Exercise goal — Below is a listing; write it out exactly and drop any images from it.

Material to process —
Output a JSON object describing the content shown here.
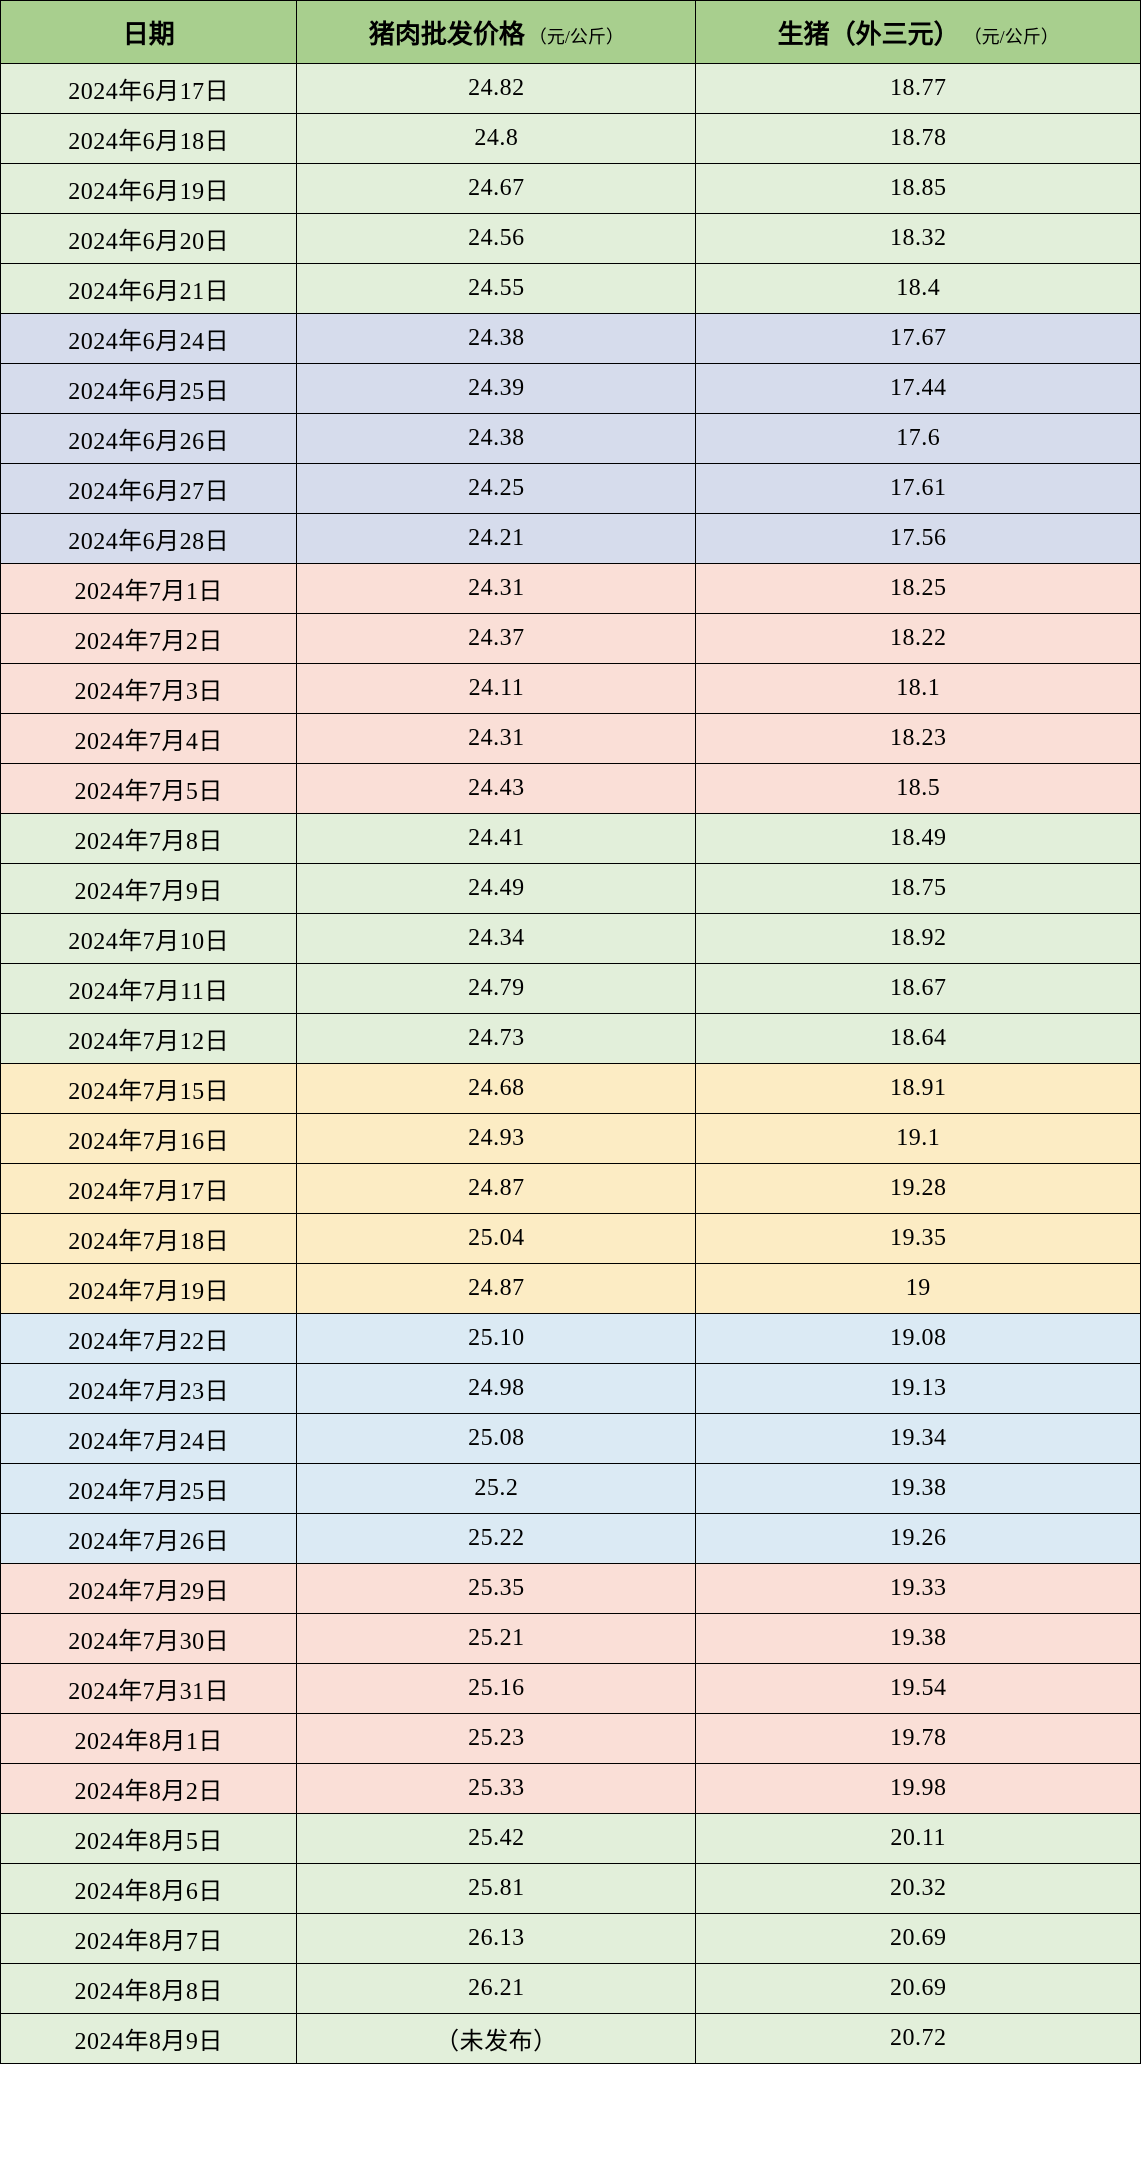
{
  "table": {
    "type": "table",
    "header_bg": "#a8cf8e",
    "border_color": "#000000",
    "font_family": "SimSun",
    "header_fontsize_big": 26,
    "header_fontsize_small": 18,
    "cell_fontsize": 24,
    "columns": [
      {
        "label_big": "日期",
        "label_small": ""
      },
      {
        "label_big": "猪肉批发价格",
        "label_small": "（元/公斤）"
      },
      {
        "label_big": "生猪（外三元）",
        "label_small": "（元/公斤）"
      }
    ],
    "column_widths_pct": [
      26,
      35,
      39
    ],
    "row_groups_bg": {
      "green": "#e2efda",
      "purple": "#d6dcec",
      "pink": "#fadfd7",
      "yellow": "#fcecc4",
      "blue": "#dbeaf4"
    },
    "rows": [
      {
        "date": "2024年6月17日",
        "p1": "24.82",
        "p2": "18.77",
        "bg": "green"
      },
      {
        "date": "2024年6月18日",
        "p1": "24.8",
        "p2": "18.78",
        "bg": "green"
      },
      {
        "date": "2024年6月19日",
        "p1": "24.67",
        "p2": "18.85",
        "bg": "green"
      },
      {
        "date": "2024年6月20日",
        "p1": "24.56",
        "p2": "18.32",
        "bg": "green"
      },
      {
        "date": "2024年6月21日",
        "p1": "24.55",
        "p2": "18.4",
        "bg": "green"
      },
      {
        "date": "2024年6月24日",
        "p1": "24.38",
        "p2": "17.67",
        "bg": "purple"
      },
      {
        "date": "2024年6月25日",
        "p1": "24.39",
        "p2": "17.44",
        "bg": "purple"
      },
      {
        "date": "2024年6月26日",
        "p1": "24.38",
        "p2": "17.6",
        "bg": "purple"
      },
      {
        "date": "2024年6月27日",
        "p1": "24.25",
        "p2": "17.61",
        "bg": "purple"
      },
      {
        "date": "2024年6月28日",
        "p1": "24.21",
        "p2": "17.56",
        "bg": "purple"
      },
      {
        "date": "2024年7月1日",
        "p1": "24.31",
        "p2": "18.25",
        "bg": "pink"
      },
      {
        "date": "2024年7月2日",
        "p1": "24.37",
        "p2": "18.22",
        "bg": "pink"
      },
      {
        "date": "2024年7月3日",
        "p1": "24.11",
        "p2": "18.1",
        "bg": "pink"
      },
      {
        "date": "2024年7月4日",
        "p1": "24.31",
        "p2": "18.23",
        "bg": "pink"
      },
      {
        "date": "2024年7月5日",
        "p1": "24.43",
        "p2": "18.5",
        "bg": "pink"
      },
      {
        "date": "2024年7月8日",
        "p1": "24.41",
        "p2": "18.49",
        "bg": "green"
      },
      {
        "date": "2024年7月9日",
        "p1": "24.49",
        "p2": "18.75",
        "bg": "green"
      },
      {
        "date": "2024年7月10日",
        "p1": "24.34",
        "p2": "18.92",
        "bg": "green"
      },
      {
        "date": "2024年7月11日",
        "p1": "24.79",
        "p2": "18.67",
        "bg": "green"
      },
      {
        "date": "2024年7月12日",
        "p1": "24.73",
        "p2": "18.64",
        "bg": "green"
      },
      {
        "date": "2024年7月15日",
        "p1": "24.68",
        "p2": "18.91",
        "bg": "yellow"
      },
      {
        "date": "2024年7月16日",
        "p1": "24.93",
        "p2": "19.1",
        "bg": "yellow"
      },
      {
        "date": "2024年7月17日",
        "p1": "24.87",
        "p2": "19.28",
        "bg": "yellow"
      },
      {
        "date": "2024年7月18日",
        "p1": "25.04",
        "p2": "19.35",
        "bg": "yellow"
      },
      {
        "date": "2024年7月19日",
        "p1": "24.87",
        "p2": "19",
        "bg": "yellow"
      },
      {
        "date": "2024年7月22日",
        "p1": "25.10",
        "p2": "19.08",
        "bg": "blue"
      },
      {
        "date": "2024年7月23日",
        "p1": "24.98",
        "p2": "19.13",
        "bg": "blue"
      },
      {
        "date": "2024年7月24日",
        "p1": "25.08",
        "p2": "19.34",
        "bg": "blue"
      },
      {
        "date": "2024年7月25日",
        "p1": "25.2",
        "p2": "19.38",
        "bg": "blue"
      },
      {
        "date": "2024年7月26日",
        "p1": "25.22",
        "p2": "19.26",
        "bg": "blue"
      },
      {
        "date": "2024年7月29日",
        "p1": "25.35",
        "p2": "19.33",
        "bg": "pink"
      },
      {
        "date": "2024年7月30日",
        "p1": "25.21",
        "p2": "19.38",
        "bg": "pink"
      },
      {
        "date": "2024年7月31日",
        "p1": "25.16",
        "p2": "19.54",
        "bg": "pink"
      },
      {
        "date": "2024年8月1日",
        "p1": "25.23",
        "p2": "19.78",
        "bg": "pink"
      },
      {
        "date": "2024年8月2日",
        "p1": "25.33",
        "p2": "19.98",
        "bg": "pink"
      },
      {
        "date": "2024年8月5日",
        "p1": "25.42",
        "p2": "20.11",
        "bg": "green"
      },
      {
        "date": "2024年8月6日",
        "p1": "25.81",
        "p2": "20.32",
        "bg": "green"
      },
      {
        "date": "2024年8月7日",
        "p1": "26.13",
        "p2": "20.69",
        "bg": "green"
      },
      {
        "date": "2024年8月8日",
        "p1": "26.21",
        "p2": "20.69",
        "bg": "green"
      },
      {
        "date": "2024年8月9日",
        "p1": "（未发布）",
        "p2": "20.72",
        "bg": "green"
      }
    ]
  }
}
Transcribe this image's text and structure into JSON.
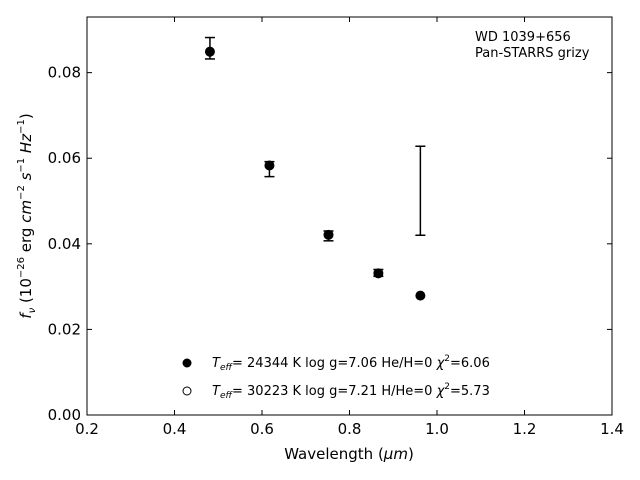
{
  "chart_data": {
    "type": "scatter",
    "xlim": [
      0.2,
      1.4
    ],
    "ylim": [
      0.0,
      0.093
    ],
    "x_ticks": [
      "0.2",
      "0.4",
      "0.6",
      "0.8",
      "1.0",
      "1.2",
      "1.4"
    ],
    "y_ticks": [
      "0.00",
      "0.02",
      "0.04",
      "0.06",
      "0.08"
    ],
    "ylabel_prefix": "f",
    "ylabel_sub": "ν",
    "ylabel_rest": " (10",
    "ylabel_sup": "−26",
    "ylabel_unit_a": " erg ",
    "ylabel_cm": "cm",
    "ylabel_cm_exp": "−2",
    "ylabel_s": " s",
    "ylabel_s_exp": "−1",
    "ylabel_hz": " Hz",
    "ylabel_hz_exp": "−1",
    "ylabel_close": ")",
    "xlabel_main": "Wavelength (",
    "xlabel_unit": "μm",
    "xlabel_close": ")",
    "annotation_object": "WD 1039+656",
    "annotation_survey": "Pan-STARRS grizy",
    "series": [
      {
        "marker": "filled",
        "points": [
          {
            "x": 0.481,
            "y": 0.0849,
            "err_low": 0.0017,
            "err_high": 0.0033
          },
          {
            "x": 0.617,
            "y": 0.0583,
            "err_low": 0.0026,
            "err_high": 0.0009
          },
          {
            "x": 0.752,
            "y": 0.0421,
            "err_low": 0.0014,
            "err_high": 0.0009
          },
          {
            "x": 0.866,
            "y": 0.0331,
            "err_low": 0.0007,
            "err_high": 0.0009
          },
          {
            "x": 0.962,
            "y": 0.0279,
            "err_low": 0,
            "err_high": 0
          }
        ]
      }
    ],
    "lone_errorbar": {
      "x": 0.962,
      "y_low": 0.042,
      "y_high": 0.0628
    },
    "legend": [
      {
        "marker": "filled",
        "teff": "T",
        "teff_sub": "eff",
        "text": "= 24344 K  log g=7.06  He/H=0  ",
        "chi": "χ",
        "chi_sup": "2",
        "chi_val": "=6.06"
      },
      {
        "marker": "open",
        "teff": "T",
        "teff_sub": "eff",
        "text": "= 30223 K  log g=7.21  H/He=0  ",
        "chi": "χ",
        "chi_sup": "2",
        "chi_val": "=5.73"
      }
    ]
  }
}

Correct result —
Output a JSON object describing the content shown here.
{
  "table": {
    "type": "table",
    "header_bg": "#a8cf8e",
    "border_color": "#000000",
    "font_family": "SimSun",
    "header_fontsize_big": 26,
    "header_fontsize_small": 18,
    "cell_fontsize": 24,
    "columns": [
      {
        "label_big": "日期",
        "label_small": ""
      },
      {
        "label_big": "猪肉批发价格",
        "label_small": "（元/公斤）"
      },
      {
        "label_big": "生猪（外三元）",
        "label_small": "（元/公斤）"
      }
    ],
    "column_widths_pct": [
      26,
      35,
      39
    ],
    "row_groups_bg": {
      "green": "#e2efda",
      "purple": "#d6dcec",
      "pink": "#fadfd7",
      "yellow": "#fcecc4",
      "blue": "#dbeaf4"
    },
    "rows": [
      {
        "date": "2024年6月17日",
        "p1": "24.82",
        "p2": "18.77",
        "bg": "green"
      },
      {
        "date": "2024年6月18日",
        "p1": "24.8",
        "p2": "18.78",
        "bg": "green"
      },
      {
        "date": "2024年6月19日",
        "p1": "24.67",
        "p2": "18.85",
        "bg": "green"
      },
      {
        "date": "2024年6月20日",
        "p1": "24.56",
        "p2": "18.32",
        "bg": "green"
      },
      {
        "date": "2024年6月21日",
        "p1": "24.55",
        "p2": "18.4",
        "bg": "green"
      },
      {
        "date": "2024年6月24日",
        "p1": "24.38",
        "p2": "17.67",
        "bg": "purple"
      },
      {
        "date": "2024年6月25日",
        "p1": "24.39",
        "p2": "17.44",
        "bg": "purple"
      },
      {
        "date": "2024年6月26日",
        "p1": "24.38",
        "p2": "17.6",
        "bg": "purple"
      },
      {
        "date": "2024年6月27日",
        "p1": "24.25",
        "p2": "17.61",
        "bg": "purple"
      },
      {
        "date": "2024年6月28日",
        "p1": "24.21",
        "p2": "17.56",
        "bg": "purple"
      },
      {
        "date": "2024年7月1日",
        "p1": "24.31",
        "p2": "18.25",
        "bg": "pink"
      },
      {
        "date": "2024年7月2日",
        "p1": "24.37",
        "p2": "18.22",
        "bg": "pink"
      },
      {
        "date": "2024年7月3日",
        "p1": "24.11",
        "p2": "18.1",
        "bg": "pink"
      },
      {
        "date": "2024年7月4日",
        "p1": "24.31",
        "p2": "18.23",
        "bg": "pink"
      },
      {
        "date": "2024年7月5日",
        "p1": "24.43",
        "p2": "18.5",
        "bg": "pink"
      },
      {
        "date": "2024年7月8日",
        "p1": "24.41",
        "p2": "18.49",
        "bg": "green"
      },
      {
        "date": "2024年7月9日",
        "p1": "24.49",
        "p2": "18.75",
        "bg": "green"
      },
      {
        "date": "2024年7月10日",
        "p1": "24.34",
        "p2": "18.92",
        "bg": "green"
      },
      {
        "date": "2024年7月11日",
        "p1": "24.79",
        "p2": "18.67",
        "bg": "green"
      },
      {
        "date": "2024年7月12日",
        "p1": "24.73",
        "p2": "18.64",
        "bg": "green"
      },
      {
        "date": "2024年7月15日",
        "p1": "24.68",
        "p2": "18.91",
        "bg": "yellow"
      },
      {
        "date": "2024年7月16日",
        "p1": "24.93",
        "p2": "19.1",
        "bg": "yellow"
      },
      {
        "date": "2024年7月17日",
        "p1": "24.87",
        "p2": "19.28",
        "bg": "yellow"
      },
      {
        "date": "2024年7月18日",
        "p1": "25.04",
        "p2": "19.35",
        "bg": "yellow"
      },
      {
        "date": "2024年7月19日",
        "p1": "24.87",
        "p2": "19",
        "bg": "yellow"
      },
      {
        "date": "2024年7月22日",
        "p1": "25.10",
        "p2": "19.08",
        "bg": "blue"
      },
      {
        "date": "2024年7月23日",
        "p1": "24.98",
        "p2": "19.13",
        "bg": "blue"
      },
      {
        "date": "2024年7月24日",
        "p1": "25.08",
        "p2": "19.34",
        "bg": "blue"
      },
      {
        "date": "2024年7月25日",
        "p1": "25.2",
        "p2": "19.38",
        "bg": "blue"
      },
      {
        "date": "2024年7月26日",
        "p1": "25.22",
        "p2": "19.26",
        "bg": "blue"
      },
      {
        "date": "2024年7月29日",
        "p1": "25.35",
        "p2": "19.33",
        "bg": "pink"
      },
      {
        "date": "2024年7月30日",
        "p1": "25.21",
        "p2": "19.38",
        "bg": "pink"
      },
      {
        "date": "2024年7月31日",
        "p1": "25.16",
        "p2": "19.54",
        "bg": "pink"
      },
      {
        "date": "2024年8月1日",
        "p1": "25.23",
        "p2": "19.78",
        "bg": "pink"
      },
      {
        "date": "2024年8月2日",
        "p1": "25.33",
        "p2": "19.98",
        "bg": "pink"
      },
      {
        "date": "2024年8月5日",
        "p1": "25.42",
        "p2": "20.11",
        "bg": "green"
      },
      {
        "date": "2024年8月6日",
        "p1": "25.81",
        "p2": "20.32",
        "bg": "green"
      },
      {
        "date": "2024年8月7日",
        "p1": "26.13",
        "p2": "20.69",
        "bg": "green"
      },
      {
        "date": "2024年8月8日",
        "p1": "26.21",
        "p2": "20.69",
        "bg": "green"
      },
      {
        "date": "2024年8月9日",
        "p1": "（未发布）",
        "p2": "20.72",
        "bg": "green"
      }
    ]
  }
}
Transcribe this image's text and structure into JSON.
{
  "chart_data": {
    "type": "scatter",
    "xlim": [
      0.2,
      1.4
    ],
    "ylim": [
      0.0,
      0.093
    ],
    "x_ticks": [
      "0.2",
      "0.4",
      "0.6",
      "0.8",
      "1.0",
      "1.2",
      "1.4"
    ],
    "y_ticks": [
      "0.00",
      "0.02",
      "0.04",
      "0.06",
      "0.08"
    ],
    "ylabel_prefix": "f",
    "ylabel_sub": "ν",
    "ylabel_rest": " (10",
    "ylabel_sup": "−26",
    "ylabel_unit_a": " erg ",
    "ylabel_cm": "cm",
    "ylabel_cm_exp": "−2",
    "ylabel_s": " s",
    "ylabel_s_exp": "−1",
    "ylabel_hz": " Hz",
    "ylabel_hz_exp": "−1",
    "ylabel_close": ")",
    "xlabel_main": "Wavelength (",
    "xlabel_unit": "μm",
    "xlabel_close": ")",
    "annotation_object": "WD 1039+656",
    "annotation_survey": "Pan-STARRS grizy",
    "series": [
      {
        "marker": "filled",
        "points": [
          {
            "x": 0.481,
            "y": 0.0849,
            "err_low": 0.0017,
            "err_high": 0.0033
          },
          {
            "x": 0.617,
            "y": 0.0583,
            "err_low": 0.0026,
            "err_high": 0.0009
          },
          {
            "x": 0.752,
            "y": 0.0421,
            "err_low": 0.0014,
            "err_high": 0.0009
          },
          {
            "x": 0.866,
            "y": 0.0331,
            "err_low": 0.0007,
            "err_high": 0.0009
          },
          {
            "x": 0.962,
            "y": 0.0279,
            "err_low": 0,
            "err_high": 0
          }
        ]
      }
    ],
    "lone_errorbar": {
      "x": 0.962,
      "y_low": 0.042,
      "y_high": 0.0628
    },
    "legend": [
      {
        "marker": "filled",
        "teff": "T",
        "teff_sub": "eff",
        "text": "= 24344 K  log g=7.06  He/H=0  ",
        "chi": "χ",
        "chi_sup": "2",
        "chi_val": "=6.06"
      },
      {
        "marker": "open",
        "teff": "T",
        "teff_sub": "eff",
        "text": "= 30223 K  log g=7.21  H/He=0  ",
        "chi": "χ",
        "chi_sup": "2",
        "chi_val": "=5.73"
      }
    ]
  }
}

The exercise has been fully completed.